··· LISTED ENTRIES

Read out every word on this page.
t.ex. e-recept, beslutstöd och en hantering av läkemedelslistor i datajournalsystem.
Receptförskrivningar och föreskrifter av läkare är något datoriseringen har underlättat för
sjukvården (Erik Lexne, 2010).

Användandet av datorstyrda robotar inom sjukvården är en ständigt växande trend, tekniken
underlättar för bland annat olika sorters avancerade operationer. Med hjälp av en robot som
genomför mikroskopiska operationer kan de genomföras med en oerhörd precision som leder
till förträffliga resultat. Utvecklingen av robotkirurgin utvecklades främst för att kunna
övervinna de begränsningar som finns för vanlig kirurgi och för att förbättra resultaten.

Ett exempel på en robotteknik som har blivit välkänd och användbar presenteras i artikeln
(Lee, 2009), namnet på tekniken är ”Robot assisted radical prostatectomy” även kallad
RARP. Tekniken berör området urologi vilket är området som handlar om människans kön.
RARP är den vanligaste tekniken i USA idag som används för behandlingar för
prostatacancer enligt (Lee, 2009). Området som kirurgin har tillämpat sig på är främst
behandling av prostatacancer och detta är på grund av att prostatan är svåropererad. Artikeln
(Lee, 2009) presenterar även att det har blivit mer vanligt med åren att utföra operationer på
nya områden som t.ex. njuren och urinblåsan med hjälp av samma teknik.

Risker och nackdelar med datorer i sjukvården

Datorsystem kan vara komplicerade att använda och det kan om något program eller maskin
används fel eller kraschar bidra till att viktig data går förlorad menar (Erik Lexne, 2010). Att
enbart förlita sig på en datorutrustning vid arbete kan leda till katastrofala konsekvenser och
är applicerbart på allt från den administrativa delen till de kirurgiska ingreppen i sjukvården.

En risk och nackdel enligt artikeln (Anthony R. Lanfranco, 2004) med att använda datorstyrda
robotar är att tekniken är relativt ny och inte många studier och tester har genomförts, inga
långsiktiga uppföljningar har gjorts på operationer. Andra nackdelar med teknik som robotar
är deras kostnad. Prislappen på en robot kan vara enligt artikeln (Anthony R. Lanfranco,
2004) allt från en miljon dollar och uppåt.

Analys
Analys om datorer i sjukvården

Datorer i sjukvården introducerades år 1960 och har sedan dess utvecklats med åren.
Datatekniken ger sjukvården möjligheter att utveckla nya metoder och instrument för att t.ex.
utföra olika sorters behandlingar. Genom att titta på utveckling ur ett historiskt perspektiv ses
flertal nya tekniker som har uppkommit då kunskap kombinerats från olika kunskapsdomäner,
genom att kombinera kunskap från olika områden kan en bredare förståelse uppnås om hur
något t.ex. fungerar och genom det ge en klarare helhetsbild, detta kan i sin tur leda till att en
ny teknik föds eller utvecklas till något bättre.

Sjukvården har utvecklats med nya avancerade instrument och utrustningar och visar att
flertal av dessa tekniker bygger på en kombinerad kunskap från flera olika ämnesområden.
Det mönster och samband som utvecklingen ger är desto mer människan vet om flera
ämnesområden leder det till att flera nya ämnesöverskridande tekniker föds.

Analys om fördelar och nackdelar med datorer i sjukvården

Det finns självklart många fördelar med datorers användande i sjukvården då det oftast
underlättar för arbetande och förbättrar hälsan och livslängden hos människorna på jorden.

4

······
··· LISTED ENTRIES

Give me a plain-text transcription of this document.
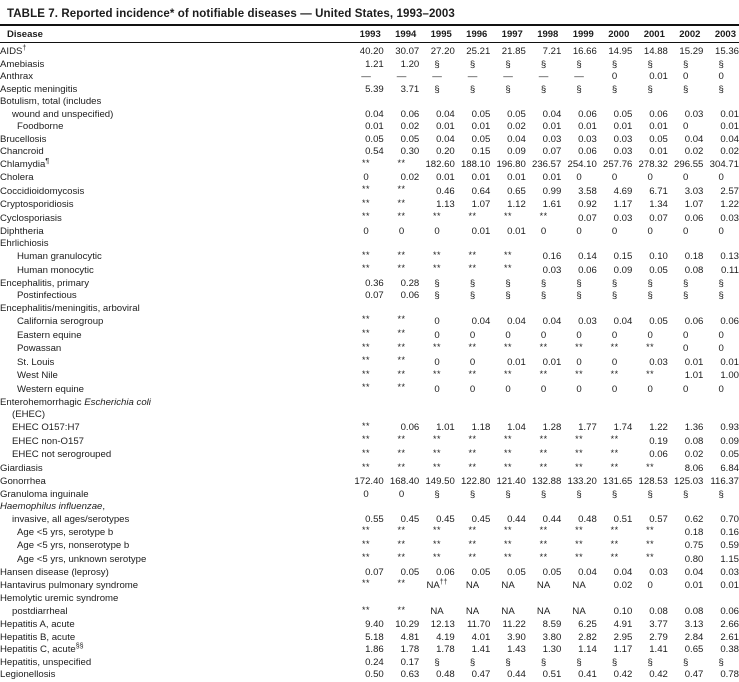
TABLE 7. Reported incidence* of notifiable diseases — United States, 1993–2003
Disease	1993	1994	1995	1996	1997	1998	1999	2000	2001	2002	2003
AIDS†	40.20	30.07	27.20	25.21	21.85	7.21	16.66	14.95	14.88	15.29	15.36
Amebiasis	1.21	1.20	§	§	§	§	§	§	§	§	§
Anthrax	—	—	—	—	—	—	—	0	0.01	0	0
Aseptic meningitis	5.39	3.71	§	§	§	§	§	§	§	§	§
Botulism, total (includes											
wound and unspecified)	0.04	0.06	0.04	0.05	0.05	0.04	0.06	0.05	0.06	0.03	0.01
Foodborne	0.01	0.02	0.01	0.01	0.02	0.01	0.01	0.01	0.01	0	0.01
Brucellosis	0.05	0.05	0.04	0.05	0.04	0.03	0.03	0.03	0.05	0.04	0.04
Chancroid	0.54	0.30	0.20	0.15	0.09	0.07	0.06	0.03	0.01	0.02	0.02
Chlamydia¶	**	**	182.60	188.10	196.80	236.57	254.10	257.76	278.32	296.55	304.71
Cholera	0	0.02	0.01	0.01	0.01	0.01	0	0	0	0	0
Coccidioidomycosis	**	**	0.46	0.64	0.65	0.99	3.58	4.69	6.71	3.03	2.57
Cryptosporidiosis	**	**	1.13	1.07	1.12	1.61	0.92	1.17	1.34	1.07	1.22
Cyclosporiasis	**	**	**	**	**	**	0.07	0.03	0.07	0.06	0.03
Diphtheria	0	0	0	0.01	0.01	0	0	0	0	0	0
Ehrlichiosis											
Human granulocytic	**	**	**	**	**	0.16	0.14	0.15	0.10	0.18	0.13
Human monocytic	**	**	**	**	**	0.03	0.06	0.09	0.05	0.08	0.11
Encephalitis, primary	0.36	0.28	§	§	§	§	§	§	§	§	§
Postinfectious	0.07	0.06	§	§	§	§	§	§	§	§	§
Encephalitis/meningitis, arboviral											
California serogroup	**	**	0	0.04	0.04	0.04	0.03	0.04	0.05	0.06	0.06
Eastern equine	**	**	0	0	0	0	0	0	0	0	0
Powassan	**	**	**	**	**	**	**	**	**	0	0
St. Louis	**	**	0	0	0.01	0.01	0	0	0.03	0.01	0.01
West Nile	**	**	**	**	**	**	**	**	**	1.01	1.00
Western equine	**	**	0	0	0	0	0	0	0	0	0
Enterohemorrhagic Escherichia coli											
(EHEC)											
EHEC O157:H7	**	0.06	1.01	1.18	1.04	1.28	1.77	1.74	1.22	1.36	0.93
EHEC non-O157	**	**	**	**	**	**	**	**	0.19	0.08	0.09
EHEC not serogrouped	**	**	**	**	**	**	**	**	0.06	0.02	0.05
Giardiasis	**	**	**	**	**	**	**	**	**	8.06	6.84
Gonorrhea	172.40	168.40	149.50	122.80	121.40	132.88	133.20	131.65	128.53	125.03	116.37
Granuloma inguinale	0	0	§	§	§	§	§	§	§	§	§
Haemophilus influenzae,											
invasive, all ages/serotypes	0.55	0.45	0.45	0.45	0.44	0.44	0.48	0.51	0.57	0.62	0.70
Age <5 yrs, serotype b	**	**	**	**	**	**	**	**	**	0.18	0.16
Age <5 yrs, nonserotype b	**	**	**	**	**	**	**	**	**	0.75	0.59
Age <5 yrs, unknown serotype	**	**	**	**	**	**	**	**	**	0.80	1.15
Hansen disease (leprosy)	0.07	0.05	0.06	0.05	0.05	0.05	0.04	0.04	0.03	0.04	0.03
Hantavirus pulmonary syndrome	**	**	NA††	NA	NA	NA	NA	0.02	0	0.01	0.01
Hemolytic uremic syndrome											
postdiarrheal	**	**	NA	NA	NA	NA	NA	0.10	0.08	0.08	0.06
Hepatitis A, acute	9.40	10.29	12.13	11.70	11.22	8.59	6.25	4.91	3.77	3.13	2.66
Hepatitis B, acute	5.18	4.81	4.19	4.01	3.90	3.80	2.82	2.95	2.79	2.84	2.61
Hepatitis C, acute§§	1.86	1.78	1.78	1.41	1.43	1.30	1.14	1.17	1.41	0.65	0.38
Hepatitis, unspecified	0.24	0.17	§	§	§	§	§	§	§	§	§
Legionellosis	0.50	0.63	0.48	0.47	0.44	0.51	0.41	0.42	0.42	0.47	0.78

······

**GOAL OF THE EXERCISE**
Give back every line of the listing where the word "tekniker" shows up.

**WRITTEN ANSWER**
flertal nya tekniker som har uppkommit då kunskap kombinerats från olika kunskapsdomäner,
flertal av dessa tekniker bygger på en kombinerad kunskap från flera olika ämnesområden.
ämnesområden leder det till att flera nya ämnesöverskridande tekniker föds.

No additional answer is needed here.